→ **STORED ROWS**
_____
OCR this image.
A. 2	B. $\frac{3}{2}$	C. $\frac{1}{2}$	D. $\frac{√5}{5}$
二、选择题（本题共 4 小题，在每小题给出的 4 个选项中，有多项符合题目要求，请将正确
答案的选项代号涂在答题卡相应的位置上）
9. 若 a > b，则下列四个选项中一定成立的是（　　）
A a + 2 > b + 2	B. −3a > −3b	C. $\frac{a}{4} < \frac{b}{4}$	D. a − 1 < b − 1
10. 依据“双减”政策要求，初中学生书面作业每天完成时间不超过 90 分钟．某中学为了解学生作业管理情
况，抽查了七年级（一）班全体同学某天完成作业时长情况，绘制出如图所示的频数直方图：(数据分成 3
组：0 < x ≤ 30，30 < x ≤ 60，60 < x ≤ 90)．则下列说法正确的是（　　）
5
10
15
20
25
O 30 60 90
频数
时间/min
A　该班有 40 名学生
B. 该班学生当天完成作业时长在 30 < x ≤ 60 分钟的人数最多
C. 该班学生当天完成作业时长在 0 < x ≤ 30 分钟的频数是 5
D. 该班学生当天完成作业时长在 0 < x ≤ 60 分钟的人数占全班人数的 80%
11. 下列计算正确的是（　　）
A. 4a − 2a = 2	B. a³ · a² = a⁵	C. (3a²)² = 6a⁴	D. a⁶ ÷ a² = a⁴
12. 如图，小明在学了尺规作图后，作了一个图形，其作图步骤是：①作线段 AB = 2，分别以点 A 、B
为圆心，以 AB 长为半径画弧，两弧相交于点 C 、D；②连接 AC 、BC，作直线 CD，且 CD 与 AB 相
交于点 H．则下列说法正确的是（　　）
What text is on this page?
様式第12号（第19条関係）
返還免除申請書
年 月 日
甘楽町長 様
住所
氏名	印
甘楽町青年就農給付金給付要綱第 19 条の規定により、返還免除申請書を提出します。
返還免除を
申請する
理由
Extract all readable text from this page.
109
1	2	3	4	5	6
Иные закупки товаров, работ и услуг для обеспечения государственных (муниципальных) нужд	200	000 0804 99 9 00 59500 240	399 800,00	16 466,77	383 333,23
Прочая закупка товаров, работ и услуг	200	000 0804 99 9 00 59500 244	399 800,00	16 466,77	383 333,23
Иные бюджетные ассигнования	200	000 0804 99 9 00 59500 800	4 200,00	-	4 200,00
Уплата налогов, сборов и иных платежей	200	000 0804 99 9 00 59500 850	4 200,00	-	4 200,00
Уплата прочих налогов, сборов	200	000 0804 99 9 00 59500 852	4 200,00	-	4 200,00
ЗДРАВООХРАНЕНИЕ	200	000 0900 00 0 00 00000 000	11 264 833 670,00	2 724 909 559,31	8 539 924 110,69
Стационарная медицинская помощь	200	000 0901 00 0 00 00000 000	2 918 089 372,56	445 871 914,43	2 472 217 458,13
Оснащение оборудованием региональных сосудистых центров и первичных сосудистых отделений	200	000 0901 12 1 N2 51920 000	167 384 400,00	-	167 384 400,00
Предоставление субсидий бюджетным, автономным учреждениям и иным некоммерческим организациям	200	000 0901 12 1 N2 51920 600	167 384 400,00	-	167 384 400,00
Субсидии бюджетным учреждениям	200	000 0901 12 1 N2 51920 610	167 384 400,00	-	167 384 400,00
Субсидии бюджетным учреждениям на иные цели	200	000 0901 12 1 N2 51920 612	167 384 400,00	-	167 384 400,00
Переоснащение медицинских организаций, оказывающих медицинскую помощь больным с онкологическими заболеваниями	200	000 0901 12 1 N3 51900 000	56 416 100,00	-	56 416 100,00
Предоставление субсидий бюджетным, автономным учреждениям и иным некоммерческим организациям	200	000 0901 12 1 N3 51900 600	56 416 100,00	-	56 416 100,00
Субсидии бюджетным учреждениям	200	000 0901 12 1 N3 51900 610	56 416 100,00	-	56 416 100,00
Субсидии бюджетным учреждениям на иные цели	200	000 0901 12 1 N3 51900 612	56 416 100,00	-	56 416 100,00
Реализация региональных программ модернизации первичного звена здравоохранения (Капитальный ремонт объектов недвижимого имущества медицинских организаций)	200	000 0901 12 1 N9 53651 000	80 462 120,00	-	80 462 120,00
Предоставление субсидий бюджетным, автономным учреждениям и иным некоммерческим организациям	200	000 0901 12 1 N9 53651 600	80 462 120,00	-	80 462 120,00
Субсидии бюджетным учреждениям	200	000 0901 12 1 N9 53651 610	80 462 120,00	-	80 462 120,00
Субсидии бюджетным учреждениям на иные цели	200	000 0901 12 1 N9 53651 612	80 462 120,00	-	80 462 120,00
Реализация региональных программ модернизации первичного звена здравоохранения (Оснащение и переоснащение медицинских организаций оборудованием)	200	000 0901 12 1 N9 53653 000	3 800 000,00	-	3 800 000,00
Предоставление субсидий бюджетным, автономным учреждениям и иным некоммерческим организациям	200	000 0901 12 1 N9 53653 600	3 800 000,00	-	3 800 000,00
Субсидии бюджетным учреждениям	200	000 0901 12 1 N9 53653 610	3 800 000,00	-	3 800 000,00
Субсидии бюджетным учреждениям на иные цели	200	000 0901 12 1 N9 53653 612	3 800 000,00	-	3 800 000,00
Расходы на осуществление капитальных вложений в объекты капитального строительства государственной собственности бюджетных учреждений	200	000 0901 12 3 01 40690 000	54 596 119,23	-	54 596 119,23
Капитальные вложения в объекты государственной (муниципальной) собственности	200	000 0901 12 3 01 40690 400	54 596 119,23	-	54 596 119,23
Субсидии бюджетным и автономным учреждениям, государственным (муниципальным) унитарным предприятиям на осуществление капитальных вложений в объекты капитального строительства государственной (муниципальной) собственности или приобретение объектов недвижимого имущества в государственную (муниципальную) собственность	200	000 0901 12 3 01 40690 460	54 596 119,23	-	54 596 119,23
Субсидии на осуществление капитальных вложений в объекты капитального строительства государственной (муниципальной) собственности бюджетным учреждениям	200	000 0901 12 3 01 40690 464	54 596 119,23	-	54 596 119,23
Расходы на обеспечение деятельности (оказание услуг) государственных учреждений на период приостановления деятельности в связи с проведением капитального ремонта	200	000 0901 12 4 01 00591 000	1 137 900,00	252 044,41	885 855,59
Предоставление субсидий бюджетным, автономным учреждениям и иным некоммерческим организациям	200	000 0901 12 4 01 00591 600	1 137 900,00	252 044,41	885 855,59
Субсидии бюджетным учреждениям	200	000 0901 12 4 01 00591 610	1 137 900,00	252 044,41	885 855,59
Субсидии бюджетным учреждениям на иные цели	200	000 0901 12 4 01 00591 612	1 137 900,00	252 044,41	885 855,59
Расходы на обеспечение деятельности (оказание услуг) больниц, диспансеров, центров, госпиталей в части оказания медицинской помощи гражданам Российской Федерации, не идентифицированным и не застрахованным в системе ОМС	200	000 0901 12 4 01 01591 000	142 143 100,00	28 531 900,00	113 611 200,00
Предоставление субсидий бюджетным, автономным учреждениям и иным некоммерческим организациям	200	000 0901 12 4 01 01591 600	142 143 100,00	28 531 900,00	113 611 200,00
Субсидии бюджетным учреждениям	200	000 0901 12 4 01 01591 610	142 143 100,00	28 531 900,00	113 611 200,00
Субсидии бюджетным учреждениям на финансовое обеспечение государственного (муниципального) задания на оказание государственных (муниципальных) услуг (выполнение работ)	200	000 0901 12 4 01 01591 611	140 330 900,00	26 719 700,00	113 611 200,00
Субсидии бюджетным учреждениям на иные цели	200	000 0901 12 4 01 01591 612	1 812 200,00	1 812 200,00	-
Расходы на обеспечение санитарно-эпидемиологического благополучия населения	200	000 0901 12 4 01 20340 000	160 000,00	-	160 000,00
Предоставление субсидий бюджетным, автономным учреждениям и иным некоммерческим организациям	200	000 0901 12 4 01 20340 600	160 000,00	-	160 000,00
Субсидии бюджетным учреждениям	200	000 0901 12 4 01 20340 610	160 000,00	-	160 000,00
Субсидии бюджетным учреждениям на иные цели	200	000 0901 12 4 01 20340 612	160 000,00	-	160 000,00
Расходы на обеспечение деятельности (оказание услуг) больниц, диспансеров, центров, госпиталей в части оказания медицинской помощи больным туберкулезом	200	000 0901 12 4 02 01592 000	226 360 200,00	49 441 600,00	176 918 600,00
_____
→ **EXERCISE DIRECTIONS**
Only lines with the word "该班学生当天完成作业时长在" should be collected from the material.

→ **ANSWER**
B. 该班学生当天完成作业时长在 30 < x ≤ 60 分钟的人数最多
C. 该班学生当天完成作业时长在 0 < x ≤ 30 分钟的频数是 5
D. 该班学生当天完成作业时长在 0 < x ≤ 60 分钟的人数占全班人数的 80%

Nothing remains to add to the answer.